JOB: Set every record down verbatim and omit the pictures.
===== EXERCISE DATA
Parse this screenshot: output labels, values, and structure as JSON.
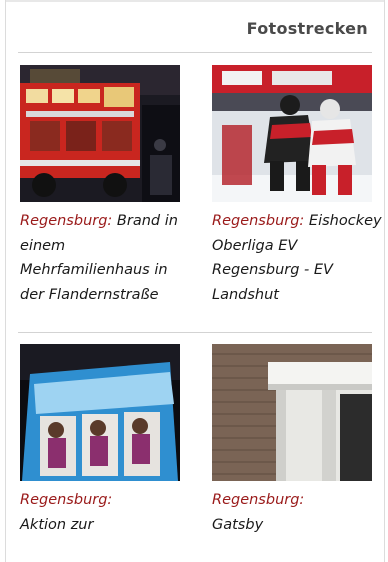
{
  "header": {
    "title": "Fotostrecken"
  },
  "items": [
    {
      "city": "Regensburg:",
      "title": "Brand in einem Mehrfamilienhaus in der Flandernstraße",
      "image_icon": "fire-truck-photo"
    },
    {
      "city": "Regensburg:",
      "title": "Eishockey Oberliga EV Regensburg - EV Landshut",
      "image_icon": "ice-hockey-photo"
    },
    {
      "city": "Regensburg:",
      "title": "Aktion zur",
      "image_icon": "flyers-photo"
    },
    {
      "city": "Regensburg:",
      "title": "Gatsby",
      "image_icon": "building-entrance-photo"
    }
  ],
  "colors": {
    "city": "#9a1a1a",
    "title": "#4a4a4a",
    "divider": "#d3d3d3"
  }
}
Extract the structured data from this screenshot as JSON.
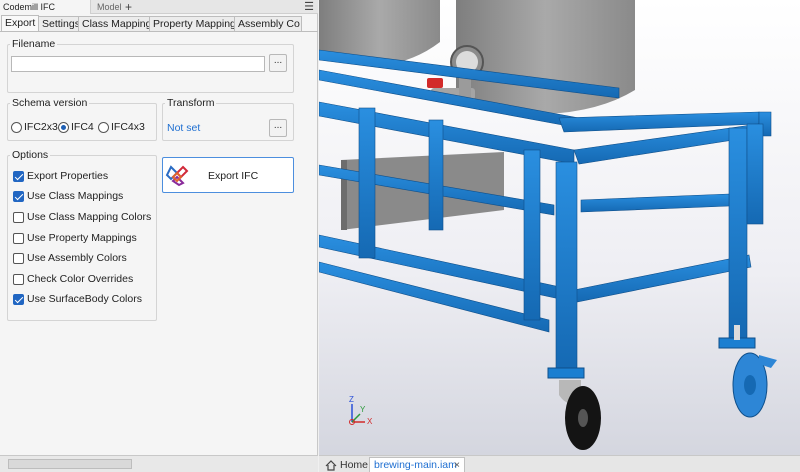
{
  "panel": {
    "title": "Codemill IFC Exporter",
    "model_tab": "Model",
    "add": "+",
    "menu": "☰"
  },
  "tabs": [
    "Export",
    "Settings",
    "Class Mappings",
    "Property Mappings",
    "Assembly Co"
  ],
  "filename": {
    "legend": "Filename",
    "value": "",
    "browse": "..."
  },
  "schema": {
    "legend": "Schema version",
    "options": [
      "IFC2x3",
      "IFC4",
      "IFC4x3"
    ],
    "selected": "IFC4"
  },
  "transform": {
    "legend": "Transform",
    "value": "Not set",
    "browse": "..."
  },
  "options": {
    "legend": "Options",
    "items": [
      {
        "label": "Export Properties",
        "checked": true
      },
      {
        "label": "Use Class Mappings",
        "checked": true
      },
      {
        "label": "Use Class Mapping Colors",
        "checked": false
      },
      {
        "label": "Use Property Mappings",
        "checked": false
      },
      {
        "label": "Use Assembly Colors",
        "checked": false
      },
      {
        "label": "Check Color Overrides",
        "checked": false
      },
      {
        "label": "Use SurfaceBody Colors",
        "checked": true
      }
    ]
  },
  "export_button": "Export IFC",
  "doc_tabs": {
    "home": "Home",
    "file": "brewing-main.iam",
    "close": "×"
  },
  "axes": {
    "x": "X",
    "y": "Y",
    "z": "Z"
  },
  "colors": {
    "frame_blue": "#1b7fd1",
    "tank_gray": "#9a9a9a",
    "accent": "#1f6fd1"
  }
}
==========
TASK OUTPUT:
Parse this screenshot: output labels, values, and structure as JSON.
{
  "header": {
    "title": "Fotostrecken"
  },
  "items": [
    {
      "city": "Regensburg:",
      "title": "Brand in einem Mehrfamilienhaus in der Flandernstraße",
      "image_icon": "fire-truck-photo"
    },
    {
      "city": "Regensburg:",
      "title": "Eishockey Oberliga EV Regensburg - EV Landshut",
      "image_icon": "ice-hockey-photo"
    },
    {
      "city": "Regensburg:",
      "title": "Aktion zur",
      "image_icon": "flyers-photo"
    },
    {
      "city": "Regensburg:",
      "title": "Gatsby",
      "image_icon": "building-entrance-photo"
    }
  ],
  "colors": {
    "city": "#9a1a1a",
    "title": "#4a4a4a",
    "divider": "#d3d3d3"
  }
}
Extract the structured data from this screenshot as JSON.
{
  "panel": {
    "title": "Codemill IFC Exporter",
    "model_tab": "Model",
    "add": "+",
    "menu": "☰"
  },
  "tabs": [
    "Export",
    "Settings",
    "Class Mappings",
    "Property Mappings",
    "Assembly Co"
  ],
  "filename": {
    "legend": "Filename",
    "value": "",
    "browse": "..."
  },
  "schema": {
    "legend": "Schema version",
    "options": [
      "IFC2x3",
      "IFC4",
      "IFC4x3"
    ],
    "selected": "IFC4"
  },
  "transform": {
    "legend": "Transform",
    "value": "Not set",
    "browse": "..."
  },
  "options": {
    "legend": "Options",
    "items": [
      {
        "label": "Export Properties",
        "checked": true
      },
      {
        "label": "Use Class Mappings",
        "checked": true
      },
      {
        "label": "Use Class Mapping Colors",
        "checked": false
      },
      {
        "label": "Use Property Mappings",
        "checked": false
      },
      {
        "label": "Use Assembly Colors",
        "checked": false
      },
      {
        "label": "Check Color Overrides",
        "checked": false
      },
      {
        "label": "Use SurfaceBody Colors",
        "checked": true
      }
    ]
  },
  "export_button": "Export IFC",
  "doc_tabs": {
    "home": "Home",
    "file": "brewing-main.iam",
    "close": "×"
  },
  "axes": {
    "x": "X",
    "y": "Y",
    "z": "Z"
  },
  "colors": {
    "frame_blue": "#1b7fd1",
    "tank_gray": "#9a9a9a",
    "accent": "#1f6fd1"
  }
}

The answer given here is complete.